Goal of the exercise → Identify all lines of the data containing the string "الثانية" and copy them.

Data supplied →
>> Begin

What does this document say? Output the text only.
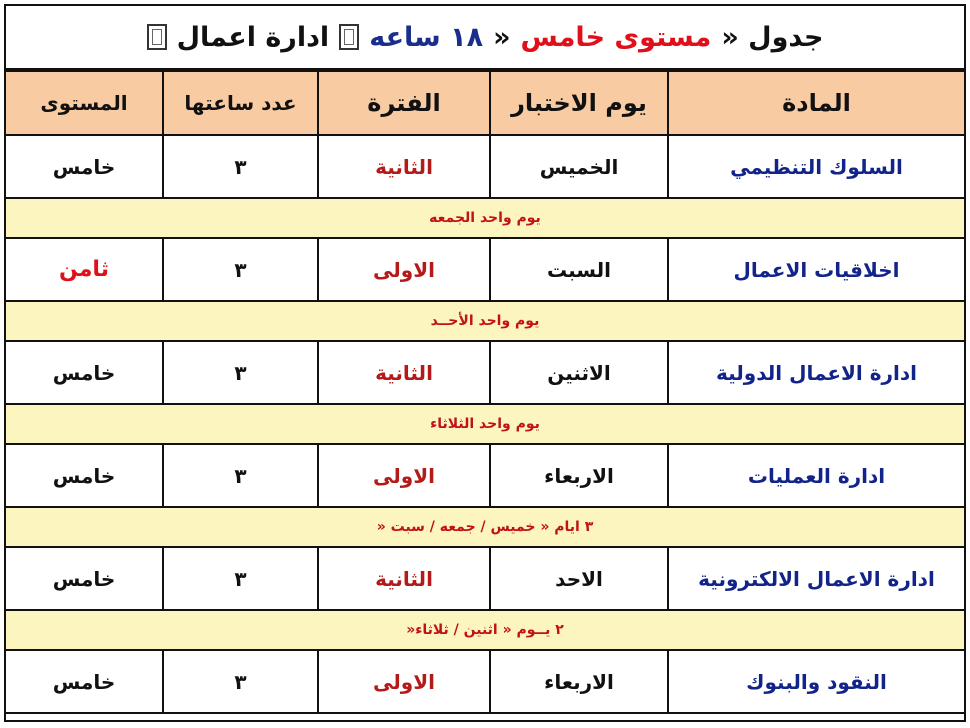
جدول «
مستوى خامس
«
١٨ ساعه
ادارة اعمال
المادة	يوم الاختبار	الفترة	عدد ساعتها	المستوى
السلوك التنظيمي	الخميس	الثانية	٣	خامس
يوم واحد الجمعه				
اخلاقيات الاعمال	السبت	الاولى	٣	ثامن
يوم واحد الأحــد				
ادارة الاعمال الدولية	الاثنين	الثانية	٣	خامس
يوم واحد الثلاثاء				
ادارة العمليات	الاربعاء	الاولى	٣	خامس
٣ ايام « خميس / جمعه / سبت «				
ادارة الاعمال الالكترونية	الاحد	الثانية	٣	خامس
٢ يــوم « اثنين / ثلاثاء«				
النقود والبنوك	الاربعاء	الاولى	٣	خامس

>> End
>> Begin

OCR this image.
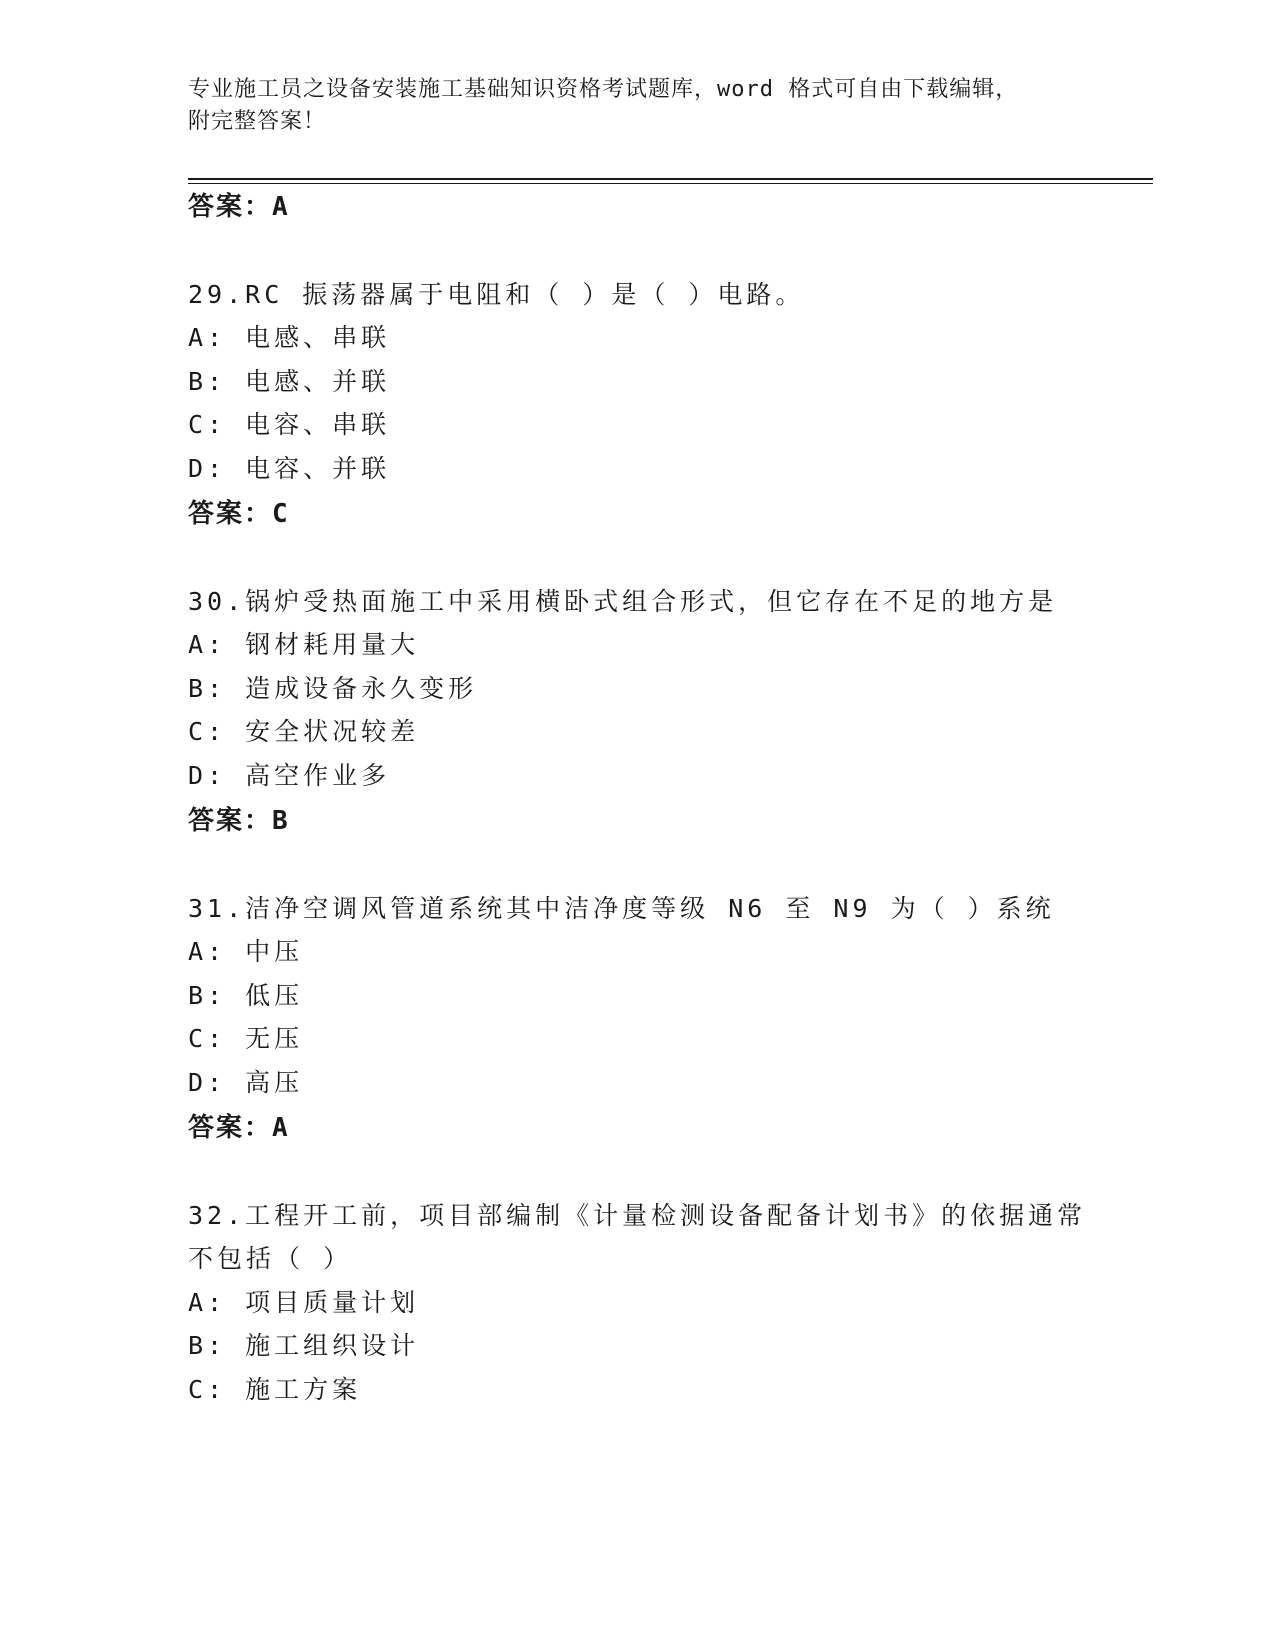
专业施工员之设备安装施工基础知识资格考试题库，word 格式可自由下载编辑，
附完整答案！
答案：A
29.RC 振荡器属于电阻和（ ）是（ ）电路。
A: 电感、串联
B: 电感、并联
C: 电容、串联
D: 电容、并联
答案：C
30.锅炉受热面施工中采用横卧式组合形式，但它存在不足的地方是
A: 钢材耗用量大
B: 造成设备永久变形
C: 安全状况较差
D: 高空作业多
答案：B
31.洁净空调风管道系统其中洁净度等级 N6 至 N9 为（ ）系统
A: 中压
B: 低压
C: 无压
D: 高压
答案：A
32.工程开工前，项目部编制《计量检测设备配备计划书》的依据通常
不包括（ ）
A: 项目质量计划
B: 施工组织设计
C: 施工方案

>> End

Task result →
السلوك التنظيمي	الخميس	الثانية	٣	خامس
ادارة الاعمال الدولية	الاثنين	الثانية	٣	خامس
ادارة الاعمال الالكترونية	الاحد	الثانية	٣	خامس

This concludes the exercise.